◆ What you have to do
Gather each line of the entries below that includes "from".

Lines of data
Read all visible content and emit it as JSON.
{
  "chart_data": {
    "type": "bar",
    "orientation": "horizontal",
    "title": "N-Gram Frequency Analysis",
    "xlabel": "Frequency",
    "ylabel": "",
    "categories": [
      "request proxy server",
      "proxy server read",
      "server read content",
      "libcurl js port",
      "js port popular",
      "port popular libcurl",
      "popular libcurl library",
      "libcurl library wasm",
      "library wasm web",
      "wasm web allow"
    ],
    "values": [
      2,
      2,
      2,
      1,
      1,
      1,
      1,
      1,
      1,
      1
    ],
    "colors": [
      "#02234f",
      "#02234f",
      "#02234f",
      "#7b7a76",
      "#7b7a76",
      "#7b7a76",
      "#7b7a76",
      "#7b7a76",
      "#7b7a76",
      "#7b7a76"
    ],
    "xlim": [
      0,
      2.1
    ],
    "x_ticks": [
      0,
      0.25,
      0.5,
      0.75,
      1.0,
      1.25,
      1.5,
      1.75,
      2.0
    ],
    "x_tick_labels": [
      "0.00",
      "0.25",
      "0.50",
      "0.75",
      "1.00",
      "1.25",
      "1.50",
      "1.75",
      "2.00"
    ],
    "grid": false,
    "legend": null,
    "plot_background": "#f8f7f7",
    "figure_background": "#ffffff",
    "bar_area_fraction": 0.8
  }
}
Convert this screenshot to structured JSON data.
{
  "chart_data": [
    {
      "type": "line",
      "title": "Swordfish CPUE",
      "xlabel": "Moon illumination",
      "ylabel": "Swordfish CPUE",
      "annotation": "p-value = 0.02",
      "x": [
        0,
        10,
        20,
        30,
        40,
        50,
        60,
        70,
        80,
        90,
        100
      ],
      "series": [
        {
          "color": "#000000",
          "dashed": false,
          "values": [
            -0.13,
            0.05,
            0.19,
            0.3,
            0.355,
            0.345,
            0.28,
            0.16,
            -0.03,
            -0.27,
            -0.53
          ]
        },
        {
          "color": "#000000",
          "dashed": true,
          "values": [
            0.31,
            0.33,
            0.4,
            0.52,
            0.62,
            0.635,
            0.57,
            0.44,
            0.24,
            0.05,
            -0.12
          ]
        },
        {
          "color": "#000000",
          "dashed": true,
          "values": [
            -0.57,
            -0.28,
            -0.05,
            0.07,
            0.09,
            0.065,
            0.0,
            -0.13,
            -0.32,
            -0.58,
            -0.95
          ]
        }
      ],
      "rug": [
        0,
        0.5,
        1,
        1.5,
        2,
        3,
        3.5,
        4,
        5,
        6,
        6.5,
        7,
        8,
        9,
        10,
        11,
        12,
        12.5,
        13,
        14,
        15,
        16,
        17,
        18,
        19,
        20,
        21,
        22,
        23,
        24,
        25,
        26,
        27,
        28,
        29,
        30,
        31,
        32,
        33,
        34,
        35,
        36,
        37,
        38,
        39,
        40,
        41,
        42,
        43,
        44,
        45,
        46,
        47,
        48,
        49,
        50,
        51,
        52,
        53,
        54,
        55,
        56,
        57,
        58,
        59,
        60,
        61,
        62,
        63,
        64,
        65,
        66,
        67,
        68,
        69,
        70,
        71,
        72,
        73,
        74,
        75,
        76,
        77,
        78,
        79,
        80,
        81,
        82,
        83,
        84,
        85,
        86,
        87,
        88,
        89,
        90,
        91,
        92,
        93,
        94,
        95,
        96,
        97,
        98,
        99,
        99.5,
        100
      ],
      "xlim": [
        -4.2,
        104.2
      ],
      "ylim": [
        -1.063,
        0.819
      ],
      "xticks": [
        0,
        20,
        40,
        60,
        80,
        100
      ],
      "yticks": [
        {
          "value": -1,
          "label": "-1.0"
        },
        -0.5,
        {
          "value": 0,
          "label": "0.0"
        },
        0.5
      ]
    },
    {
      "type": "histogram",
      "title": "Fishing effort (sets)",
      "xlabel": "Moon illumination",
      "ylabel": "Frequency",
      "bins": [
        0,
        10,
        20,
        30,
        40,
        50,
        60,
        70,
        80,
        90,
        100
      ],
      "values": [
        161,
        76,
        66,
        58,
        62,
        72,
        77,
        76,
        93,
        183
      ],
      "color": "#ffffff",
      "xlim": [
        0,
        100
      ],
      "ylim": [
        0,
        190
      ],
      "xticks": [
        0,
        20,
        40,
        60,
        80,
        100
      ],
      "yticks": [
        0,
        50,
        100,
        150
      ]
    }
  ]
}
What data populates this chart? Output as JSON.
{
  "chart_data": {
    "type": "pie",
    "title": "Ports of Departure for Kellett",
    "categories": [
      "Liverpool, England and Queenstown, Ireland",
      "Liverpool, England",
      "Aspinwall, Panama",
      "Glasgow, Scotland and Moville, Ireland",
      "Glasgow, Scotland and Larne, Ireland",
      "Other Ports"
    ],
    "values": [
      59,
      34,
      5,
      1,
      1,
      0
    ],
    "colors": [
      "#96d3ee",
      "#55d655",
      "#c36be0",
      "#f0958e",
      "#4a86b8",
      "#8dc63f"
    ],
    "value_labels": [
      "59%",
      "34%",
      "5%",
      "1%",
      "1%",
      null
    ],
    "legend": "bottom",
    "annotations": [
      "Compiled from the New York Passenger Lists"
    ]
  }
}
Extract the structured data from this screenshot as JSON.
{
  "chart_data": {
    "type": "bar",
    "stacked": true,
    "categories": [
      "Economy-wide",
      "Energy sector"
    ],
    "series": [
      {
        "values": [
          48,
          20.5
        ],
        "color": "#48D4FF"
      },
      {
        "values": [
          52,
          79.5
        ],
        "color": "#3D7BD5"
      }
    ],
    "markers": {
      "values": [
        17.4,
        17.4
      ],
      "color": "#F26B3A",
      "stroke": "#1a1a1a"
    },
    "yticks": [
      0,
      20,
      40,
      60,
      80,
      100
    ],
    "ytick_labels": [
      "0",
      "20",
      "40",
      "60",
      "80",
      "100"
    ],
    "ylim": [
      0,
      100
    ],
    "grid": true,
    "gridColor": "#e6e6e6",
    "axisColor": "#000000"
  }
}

◆ Answer to this task
      "Compiled from the New York Passenger Lists"
Extract the structured data from this screenshot as JSON.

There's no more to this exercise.